Records from a data source:
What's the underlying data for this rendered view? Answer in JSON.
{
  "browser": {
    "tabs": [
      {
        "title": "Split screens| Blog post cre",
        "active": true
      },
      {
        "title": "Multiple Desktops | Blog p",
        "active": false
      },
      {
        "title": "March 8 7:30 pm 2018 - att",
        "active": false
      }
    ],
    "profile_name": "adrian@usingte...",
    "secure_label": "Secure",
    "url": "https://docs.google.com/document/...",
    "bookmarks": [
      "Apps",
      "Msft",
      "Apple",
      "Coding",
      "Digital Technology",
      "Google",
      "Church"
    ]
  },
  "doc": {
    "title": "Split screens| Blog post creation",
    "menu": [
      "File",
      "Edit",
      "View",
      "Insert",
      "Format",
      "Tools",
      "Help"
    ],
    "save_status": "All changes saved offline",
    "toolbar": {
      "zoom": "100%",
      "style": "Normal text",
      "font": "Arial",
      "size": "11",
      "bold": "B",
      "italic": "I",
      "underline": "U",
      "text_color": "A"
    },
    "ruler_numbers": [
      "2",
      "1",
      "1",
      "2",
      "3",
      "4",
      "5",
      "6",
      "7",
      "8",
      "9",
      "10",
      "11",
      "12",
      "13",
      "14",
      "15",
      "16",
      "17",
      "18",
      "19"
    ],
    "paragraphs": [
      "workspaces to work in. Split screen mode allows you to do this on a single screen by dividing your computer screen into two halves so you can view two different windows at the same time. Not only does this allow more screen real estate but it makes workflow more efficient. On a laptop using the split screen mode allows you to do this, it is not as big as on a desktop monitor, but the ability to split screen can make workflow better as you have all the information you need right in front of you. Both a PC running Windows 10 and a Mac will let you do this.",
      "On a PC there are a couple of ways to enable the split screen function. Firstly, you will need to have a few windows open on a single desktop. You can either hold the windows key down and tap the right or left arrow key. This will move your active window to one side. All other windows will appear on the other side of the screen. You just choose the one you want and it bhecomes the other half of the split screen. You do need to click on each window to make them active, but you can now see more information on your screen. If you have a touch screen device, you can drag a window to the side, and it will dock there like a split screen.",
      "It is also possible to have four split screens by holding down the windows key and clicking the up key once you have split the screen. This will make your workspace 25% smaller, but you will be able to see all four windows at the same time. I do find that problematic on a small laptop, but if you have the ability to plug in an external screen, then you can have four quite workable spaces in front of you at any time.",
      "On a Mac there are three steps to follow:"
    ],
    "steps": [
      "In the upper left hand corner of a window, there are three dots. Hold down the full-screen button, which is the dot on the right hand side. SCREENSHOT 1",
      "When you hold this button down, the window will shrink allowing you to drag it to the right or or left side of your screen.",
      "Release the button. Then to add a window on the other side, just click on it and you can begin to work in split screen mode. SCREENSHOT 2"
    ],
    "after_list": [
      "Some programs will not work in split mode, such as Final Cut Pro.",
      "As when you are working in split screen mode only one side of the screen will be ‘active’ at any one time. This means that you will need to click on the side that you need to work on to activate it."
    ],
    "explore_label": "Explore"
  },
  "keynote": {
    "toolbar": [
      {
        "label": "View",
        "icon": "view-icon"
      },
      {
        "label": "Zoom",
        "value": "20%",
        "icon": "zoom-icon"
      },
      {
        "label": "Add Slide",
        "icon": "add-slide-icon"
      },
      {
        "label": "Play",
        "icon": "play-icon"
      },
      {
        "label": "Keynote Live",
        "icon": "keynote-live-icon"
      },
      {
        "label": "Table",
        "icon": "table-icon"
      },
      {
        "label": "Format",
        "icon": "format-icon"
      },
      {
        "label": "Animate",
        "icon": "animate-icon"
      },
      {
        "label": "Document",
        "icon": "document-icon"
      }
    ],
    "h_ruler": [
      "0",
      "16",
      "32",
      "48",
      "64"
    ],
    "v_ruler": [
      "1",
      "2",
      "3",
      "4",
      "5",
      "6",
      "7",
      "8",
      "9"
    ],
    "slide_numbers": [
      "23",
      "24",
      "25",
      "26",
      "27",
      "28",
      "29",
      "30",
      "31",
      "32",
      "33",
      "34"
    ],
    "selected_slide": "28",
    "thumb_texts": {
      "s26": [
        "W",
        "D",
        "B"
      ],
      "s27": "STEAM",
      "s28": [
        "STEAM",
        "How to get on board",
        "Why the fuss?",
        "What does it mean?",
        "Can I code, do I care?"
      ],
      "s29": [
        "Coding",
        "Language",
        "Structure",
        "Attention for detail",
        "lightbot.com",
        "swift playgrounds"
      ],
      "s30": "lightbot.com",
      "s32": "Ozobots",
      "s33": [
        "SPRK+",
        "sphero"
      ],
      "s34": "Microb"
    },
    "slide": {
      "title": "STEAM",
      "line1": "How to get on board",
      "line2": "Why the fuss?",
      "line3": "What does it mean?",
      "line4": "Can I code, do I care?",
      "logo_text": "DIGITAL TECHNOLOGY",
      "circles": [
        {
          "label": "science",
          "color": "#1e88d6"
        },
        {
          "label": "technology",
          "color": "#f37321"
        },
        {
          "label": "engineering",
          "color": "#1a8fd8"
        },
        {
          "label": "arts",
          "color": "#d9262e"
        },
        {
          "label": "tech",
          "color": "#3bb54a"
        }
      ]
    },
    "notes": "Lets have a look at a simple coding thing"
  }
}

→ **Stated problem**
Pick out every line above that holds the word "title" and copy it.

→ **Result of the exercise**
        "title": "Split screens| Blog post cre",
        "title": "Multiple Desktops | Blog p",
        "title": "March 8 7:30 pm 2018 - att",
    "title": "Split screens| Blog post creation",
      "title": "STEAM",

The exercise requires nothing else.